Identify the lines in the data below that contain "more" and give only how many there are.

Information given start

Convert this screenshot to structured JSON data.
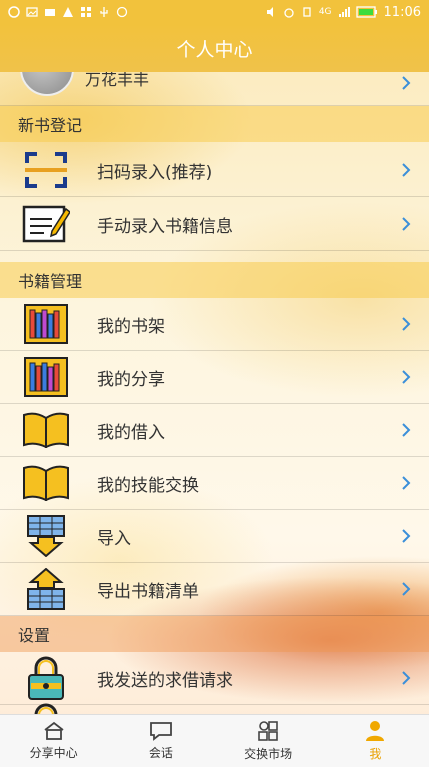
{
  "status_bar": {
    "time": "11:06",
    "network": "4G"
  },
  "header": {
    "title": "个人中心"
  },
  "profile": {
    "name": "万花丰丰"
  },
  "sections": {
    "new_book": {
      "title": "新书登记"
    },
    "book_mgmt": {
      "title": "书籍管理"
    },
    "settings": {
      "title": "设置"
    }
  },
  "items": [
    {
      "label": "扫码录入(推荐)",
      "icon": "scan-icon"
    },
    {
      "label": "手动录入书籍信息",
      "icon": "edit-form-icon"
    },
    {
      "label": "我的书架",
      "icon": "bookshelf-icon"
    },
    {
      "label": "我的分享",
      "icon": "share-books-icon"
    },
    {
      "label": "我的借入",
      "icon": "open-book-icon"
    },
    {
      "label": "我的技能交换",
      "icon": "open-book-icon"
    },
    {
      "label": "导入",
      "icon": "import-icon"
    },
    {
      "label": "导出书籍清单",
      "icon": "export-icon"
    },
    {
      "label": "我发送的求借请求",
      "icon": "lock-icon"
    }
  ],
  "tabs": [
    {
      "label": "分享中心",
      "icon": "home-icon"
    },
    {
      "label": "会话",
      "icon": "chat-icon"
    },
    {
      "label": "交换市场",
      "icon": "market-icon"
    },
    {
      "label": "我",
      "icon": "user-icon"
    }
  ],
  "colors": {
    "accent": "#f2c23c",
    "active_tab": "#e9a000",
    "chevron": "#3b8fd9"
  }
}
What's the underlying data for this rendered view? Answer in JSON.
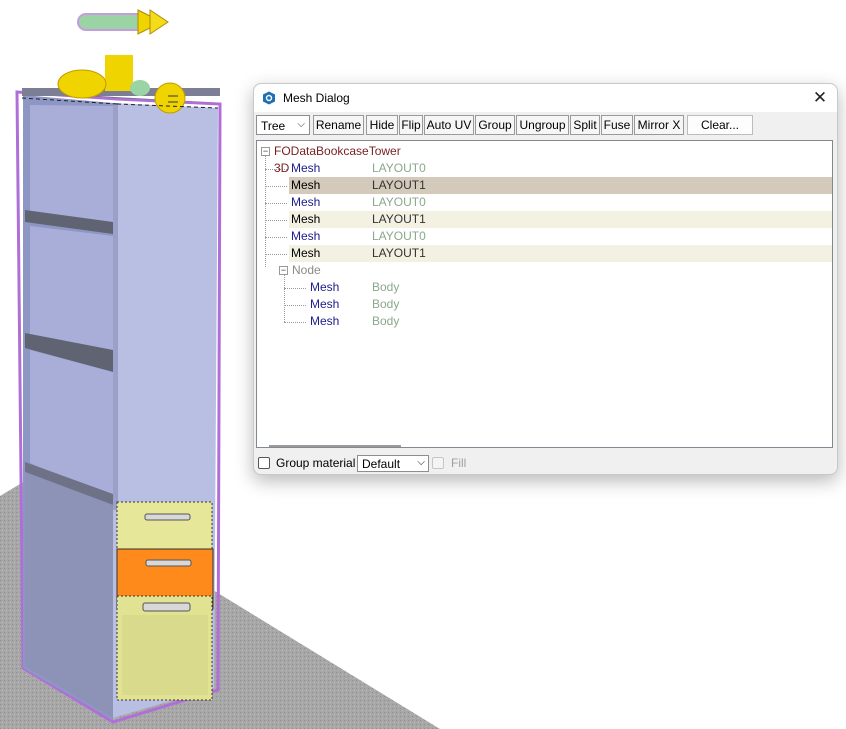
{
  "dialog": {
    "title": "Mesh Dialog",
    "app_icon": "shield-hex-icon",
    "close_glyph": "✕"
  },
  "toolbar": {
    "view_select": {
      "value": "Tree",
      "arrow": "⌵"
    },
    "buttons": [
      "Rename",
      "Hide",
      "Flip",
      "Auto UV",
      "Group",
      "Ungroup",
      "Split",
      "Fuse",
      "Mirror X",
      "Clear..."
    ]
  },
  "tree": {
    "root": {
      "label": "FODataBookcaseTower 3D",
      "expander": "⊟"
    },
    "items": [
      {
        "name": "Mesh",
        "value": "LAYOUT0",
        "selected": false,
        "dim": true
      },
      {
        "name": "Mesh",
        "value": "LAYOUT1",
        "selected": "strong",
        "dim": false
      },
      {
        "name": "Mesh",
        "value": "LAYOUT0",
        "selected": false,
        "dim": true
      },
      {
        "name": "Mesh",
        "value": "LAYOUT1",
        "selected": "light",
        "dim": false
      },
      {
        "name": "Mesh",
        "value": "LAYOUT0",
        "selected": false,
        "dim": true
      },
      {
        "name": "Mesh",
        "value": "LAYOUT1",
        "selected": "light",
        "dim": false
      }
    ],
    "node": {
      "label": "Node",
      "expander": "⊟"
    },
    "node_children": [
      {
        "name": "Mesh",
        "value": "Body"
      },
      {
        "name": "Mesh",
        "value": "Body"
      },
      {
        "name": "Mesh",
        "value": "Body"
      }
    ]
  },
  "bottom": {
    "group_material_label": "Group material",
    "material_select": {
      "value": "Default",
      "arrow": "⌵"
    },
    "fill_label": "Fill"
  },
  "colors": {
    "mesh_name": "#1c1c8c",
    "mesh_name_selected": "#000000",
    "dim_value": "#8aa88a",
    "body_value": "#8aa88a",
    "root_label": "#7a1f1f",
    "selected_strong": "#d4cabb",
    "selected_light": "#f3f1e2",
    "drawer_orange": "#ff8a1c",
    "drawer_yellow": "#e7e79a",
    "cabinet": "#b9bfe3",
    "highlight_outline": "#b06fd8",
    "gizmo_green": "#9bd4a4",
    "gizmo_yellow": "#f0d400"
  }
}
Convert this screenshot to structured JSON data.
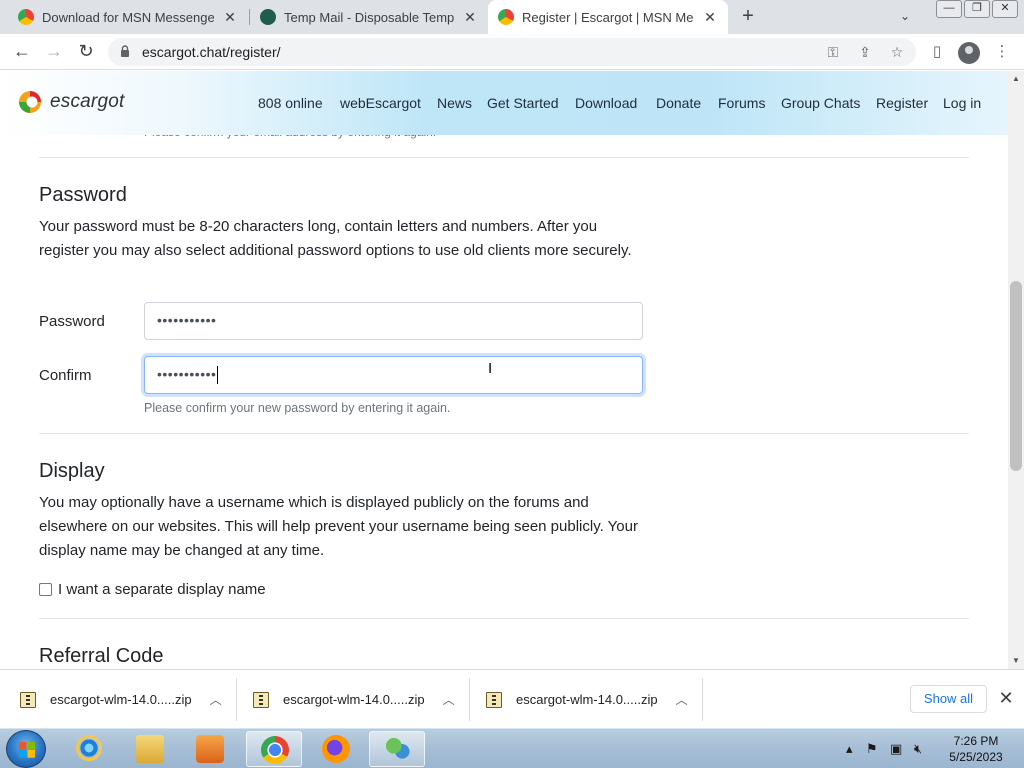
{
  "browser": {
    "tabs": [
      {
        "title": "Download for MSN Messenger | E",
        "favicon": "chrome-icon",
        "active": false
      },
      {
        "title": "Temp Mail - Disposable Tempora",
        "favicon": "tempmail-icon",
        "active": false
      },
      {
        "title": "Register | Escargot | MSN Messe",
        "favicon": "chrome-icon",
        "active": true
      }
    ],
    "new_tab_symbol": "+",
    "url": "escargot.chat/register/"
  },
  "site": {
    "logo_text": "escargot",
    "nav": [
      "808 online",
      "webEscargot",
      "News",
      "Get Started",
      "Download",
      "Donate",
      "Forums",
      "Group Chats",
      "Register",
      "Log in"
    ],
    "colors": {
      "header_gradient": "#bfe6f7",
      "focus_ring": "#86b7fe"
    }
  },
  "form": {
    "prev_hint": "Please confirm your email address by entering it again.",
    "password_section": {
      "title": "Password",
      "description": "Your password must be 8-20 characters long, contain letters and numbers. After you register you may also select additional password options to use old clients more securely.",
      "password_label": "Password",
      "password_value": "•••••••••••",
      "confirm_label": "Confirm",
      "confirm_value": "•••••••••••",
      "confirm_help": "Please confirm your new password by entering it again."
    },
    "display_section": {
      "title": "Display",
      "description": "You may optionally have a username which is displayed publicly on the forums and elsewhere on our websites. This will help prevent your username being seen publicly. Your display name may be changed at any time.",
      "checkbox_label": "I want a separate display name",
      "checked": false
    },
    "referral_section": {
      "title": "Referral Code"
    }
  },
  "downloads": {
    "items": [
      "escargot-wlm-14.0.....zip",
      "escargot-wlm-14.0.....zip",
      "escargot-wlm-14.0.....zip"
    ],
    "show_all": "Show all"
  },
  "taskbar": {
    "apps": [
      "internet-explorer-icon",
      "file-explorer-icon",
      "media-player-icon",
      "chrome-icon",
      "firefox-icon",
      "escargot-messenger-icon"
    ],
    "time": "7:26 PM",
    "date": "5/25/2023"
  }
}
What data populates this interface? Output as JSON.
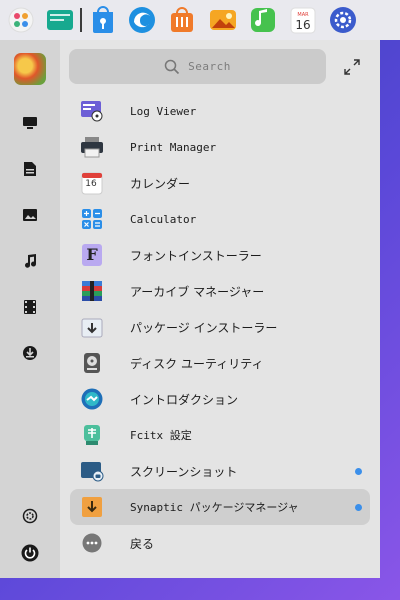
{
  "dock": {
    "items": [
      {
        "name": "launcher-app-icon"
      },
      {
        "name": "file-manager-icon"
      },
      {
        "name": "app-store-icon"
      },
      {
        "name": "browser-icon"
      },
      {
        "name": "shopping-bag-icon"
      },
      {
        "name": "image-viewer-icon"
      },
      {
        "name": "music-player-icon"
      },
      {
        "name": "calendar-icon",
        "month": "MAR",
        "day": "16"
      },
      {
        "name": "settings-icon"
      }
    ]
  },
  "rail": {
    "items": [
      {
        "name": "desktop-icon"
      },
      {
        "name": "document-icon"
      },
      {
        "name": "picture-icon"
      },
      {
        "name": "music-note-icon"
      },
      {
        "name": "video-icon"
      },
      {
        "name": "download-icon"
      }
    ],
    "bottom": [
      {
        "name": "control-center-icon"
      },
      {
        "name": "power-icon"
      }
    ]
  },
  "search": {
    "placeholder": "Search"
  },
  "apps": [
    {
      "label": "Log Viewer",
      "mono": true,
      "icon": "log-viewer-icon",
      "dot": false,
      "selected": false
    },
    {
      "label": "Print Manager",
      "mono": true,
      "icon": "printer-icon",
      "dot": false,
      "selected": false
    },
    {
      "label": "カレンダー",
      "mono": false,
      "icon": "calendar-app-icon",
      "dot": false,
      "selected": false,
      "day": "16"
    },
    {
      "label": "Calculator",
      "mono": true,
      "icon": "calculator-icon",
      "dot": false,
      "selected": false
    },
    {
      "label": "フォントインストーラー",
      "mono": false,
      "icon": "font-installer-icon",
      "dot": false,
      "selected": false,
      "glyph": "F"
    },
    {
      "label": "アーカイブ マネージャー",
      "mono": false,
      "icon": "archive-manager-icon",
      "dot": false,
      "selected": false
    },
    {
      "label": "パッケージ インストーラー",
      "mono": false,
      "icon": "package-installer-icon",
      "dot": false,
      "selected": false
    },
    {
      "label": "ディスク ユーティリティ",
      "mono": false,
      "icon": "disk-utility-icon",
      "dot": false,
      "selected": false
    },
    {
      "label": "イントロダクション",
      "mono": false,
      "icon": "introduction-icon",
      "dot": false,
      "selected": false
    },
    {
      "label": "Fcitx 設定",
      "mono": true,
      "icon": "fcitx-settings-icon",
      "dot": false,
      "selected": false
    },
    {
      "label": "スクリーンショット",
      "mono": false,
      "icon": "screenshot-icon",
      "dot": true,
      "selected": false
    },
    {
      "label": "Synaptic パッケージマネージャ",
      "mono": true,
      "icon": "synaptic-icon",
      "dot": true,
      "selected": true
    },
    {
      "label": "戻る",
      "mono": false,
      "icon": "more-icon",
      "dot": false,
      "selected": false
    }
  ],
  "colors": {
    "accent": "#3b8fea",
    "panel": "#e4e4e4",
    "rail": "#d4d4d4"
  }
}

Information given end

### Task solution
2